Written task: What is the number of lines holding the word "问一下怎么样上传文件"? Write that number and nothing else.

Raw data:
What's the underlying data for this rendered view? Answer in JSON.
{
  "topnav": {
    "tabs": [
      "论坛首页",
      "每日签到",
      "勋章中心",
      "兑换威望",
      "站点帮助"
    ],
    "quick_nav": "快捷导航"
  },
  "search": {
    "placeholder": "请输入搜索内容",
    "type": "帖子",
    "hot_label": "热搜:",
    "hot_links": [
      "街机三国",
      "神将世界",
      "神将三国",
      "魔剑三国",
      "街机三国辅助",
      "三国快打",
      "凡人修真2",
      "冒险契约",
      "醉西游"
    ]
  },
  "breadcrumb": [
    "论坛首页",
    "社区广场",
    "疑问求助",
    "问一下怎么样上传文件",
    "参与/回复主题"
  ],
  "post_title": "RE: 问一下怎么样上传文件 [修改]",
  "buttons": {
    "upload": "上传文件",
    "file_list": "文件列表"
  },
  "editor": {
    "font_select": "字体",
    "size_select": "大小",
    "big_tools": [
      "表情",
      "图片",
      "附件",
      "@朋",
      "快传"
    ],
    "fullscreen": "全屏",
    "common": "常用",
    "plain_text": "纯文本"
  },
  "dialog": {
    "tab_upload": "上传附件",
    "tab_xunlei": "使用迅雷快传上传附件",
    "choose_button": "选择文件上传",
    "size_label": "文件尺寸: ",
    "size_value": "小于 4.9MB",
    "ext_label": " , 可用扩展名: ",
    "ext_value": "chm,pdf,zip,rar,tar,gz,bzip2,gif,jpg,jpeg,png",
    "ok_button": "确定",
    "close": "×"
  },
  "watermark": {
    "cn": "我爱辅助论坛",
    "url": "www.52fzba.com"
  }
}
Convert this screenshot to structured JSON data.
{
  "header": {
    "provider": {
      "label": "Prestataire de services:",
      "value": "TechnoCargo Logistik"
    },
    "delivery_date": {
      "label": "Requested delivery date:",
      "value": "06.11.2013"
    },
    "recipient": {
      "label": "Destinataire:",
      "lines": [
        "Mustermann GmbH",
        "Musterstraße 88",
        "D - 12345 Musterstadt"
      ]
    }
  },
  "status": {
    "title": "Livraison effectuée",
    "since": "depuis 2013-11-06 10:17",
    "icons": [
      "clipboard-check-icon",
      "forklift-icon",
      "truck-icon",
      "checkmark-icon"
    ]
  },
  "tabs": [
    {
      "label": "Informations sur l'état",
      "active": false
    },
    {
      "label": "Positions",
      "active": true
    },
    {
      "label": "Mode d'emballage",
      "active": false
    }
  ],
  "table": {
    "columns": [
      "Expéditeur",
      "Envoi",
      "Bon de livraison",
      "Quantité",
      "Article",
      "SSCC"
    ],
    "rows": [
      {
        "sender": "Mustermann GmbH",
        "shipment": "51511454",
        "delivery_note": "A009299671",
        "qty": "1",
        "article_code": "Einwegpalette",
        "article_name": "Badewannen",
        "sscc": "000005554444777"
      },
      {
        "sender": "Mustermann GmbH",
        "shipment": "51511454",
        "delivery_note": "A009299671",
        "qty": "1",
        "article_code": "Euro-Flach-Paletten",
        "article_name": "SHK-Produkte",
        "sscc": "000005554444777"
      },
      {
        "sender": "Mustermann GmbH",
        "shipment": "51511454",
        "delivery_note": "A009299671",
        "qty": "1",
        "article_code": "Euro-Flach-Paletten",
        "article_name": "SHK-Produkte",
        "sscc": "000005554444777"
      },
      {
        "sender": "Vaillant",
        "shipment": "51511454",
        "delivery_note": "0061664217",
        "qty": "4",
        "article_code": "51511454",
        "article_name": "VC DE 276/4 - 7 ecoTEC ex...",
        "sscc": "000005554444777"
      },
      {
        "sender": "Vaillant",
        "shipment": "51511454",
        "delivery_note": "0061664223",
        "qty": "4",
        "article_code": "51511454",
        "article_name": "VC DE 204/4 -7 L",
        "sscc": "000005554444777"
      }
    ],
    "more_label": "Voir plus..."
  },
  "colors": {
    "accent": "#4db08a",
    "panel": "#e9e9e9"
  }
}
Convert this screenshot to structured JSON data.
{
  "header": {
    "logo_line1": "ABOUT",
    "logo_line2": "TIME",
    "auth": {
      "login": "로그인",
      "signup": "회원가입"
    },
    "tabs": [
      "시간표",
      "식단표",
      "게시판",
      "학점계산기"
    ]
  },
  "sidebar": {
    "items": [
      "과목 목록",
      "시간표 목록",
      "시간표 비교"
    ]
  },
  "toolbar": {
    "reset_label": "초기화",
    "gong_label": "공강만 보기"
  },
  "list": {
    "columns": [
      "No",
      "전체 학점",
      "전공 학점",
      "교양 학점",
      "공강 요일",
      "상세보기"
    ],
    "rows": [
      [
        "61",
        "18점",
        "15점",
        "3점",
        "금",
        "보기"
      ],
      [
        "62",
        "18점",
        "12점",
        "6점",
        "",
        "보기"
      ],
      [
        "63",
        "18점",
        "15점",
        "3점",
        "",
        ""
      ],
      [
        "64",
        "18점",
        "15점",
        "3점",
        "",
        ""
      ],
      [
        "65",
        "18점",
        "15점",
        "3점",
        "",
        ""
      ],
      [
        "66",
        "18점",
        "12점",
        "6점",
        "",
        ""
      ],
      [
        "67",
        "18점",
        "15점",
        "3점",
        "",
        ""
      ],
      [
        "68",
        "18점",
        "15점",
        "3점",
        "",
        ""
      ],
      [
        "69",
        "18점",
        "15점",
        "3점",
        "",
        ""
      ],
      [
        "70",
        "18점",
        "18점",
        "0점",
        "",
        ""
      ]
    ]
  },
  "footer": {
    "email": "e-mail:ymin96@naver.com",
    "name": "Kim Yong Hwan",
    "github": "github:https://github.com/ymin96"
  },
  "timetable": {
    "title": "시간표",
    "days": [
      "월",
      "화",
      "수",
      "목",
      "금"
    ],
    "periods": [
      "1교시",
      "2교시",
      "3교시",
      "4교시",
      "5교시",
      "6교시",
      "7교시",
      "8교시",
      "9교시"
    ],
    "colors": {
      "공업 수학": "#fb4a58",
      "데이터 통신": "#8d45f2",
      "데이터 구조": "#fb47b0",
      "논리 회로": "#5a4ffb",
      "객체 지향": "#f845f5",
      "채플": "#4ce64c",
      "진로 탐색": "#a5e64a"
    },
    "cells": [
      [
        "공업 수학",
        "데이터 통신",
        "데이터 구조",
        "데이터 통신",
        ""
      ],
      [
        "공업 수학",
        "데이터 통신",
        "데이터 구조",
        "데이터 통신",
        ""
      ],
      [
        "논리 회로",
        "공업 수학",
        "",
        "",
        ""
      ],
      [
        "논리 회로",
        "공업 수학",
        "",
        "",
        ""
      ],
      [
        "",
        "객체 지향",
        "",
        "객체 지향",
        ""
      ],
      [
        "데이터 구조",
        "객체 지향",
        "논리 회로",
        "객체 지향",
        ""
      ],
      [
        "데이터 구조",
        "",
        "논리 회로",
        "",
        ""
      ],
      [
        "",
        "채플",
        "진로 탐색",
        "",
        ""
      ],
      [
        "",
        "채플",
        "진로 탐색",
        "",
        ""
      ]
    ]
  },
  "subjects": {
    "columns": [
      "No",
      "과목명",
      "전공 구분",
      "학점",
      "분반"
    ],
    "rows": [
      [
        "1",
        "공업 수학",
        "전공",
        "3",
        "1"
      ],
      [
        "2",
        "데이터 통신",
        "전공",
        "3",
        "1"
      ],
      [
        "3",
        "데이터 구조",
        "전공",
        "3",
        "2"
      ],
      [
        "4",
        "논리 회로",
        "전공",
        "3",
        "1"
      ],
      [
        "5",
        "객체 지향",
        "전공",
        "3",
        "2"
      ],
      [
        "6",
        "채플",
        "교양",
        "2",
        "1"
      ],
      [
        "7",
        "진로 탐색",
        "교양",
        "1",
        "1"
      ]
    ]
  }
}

Written answer: 2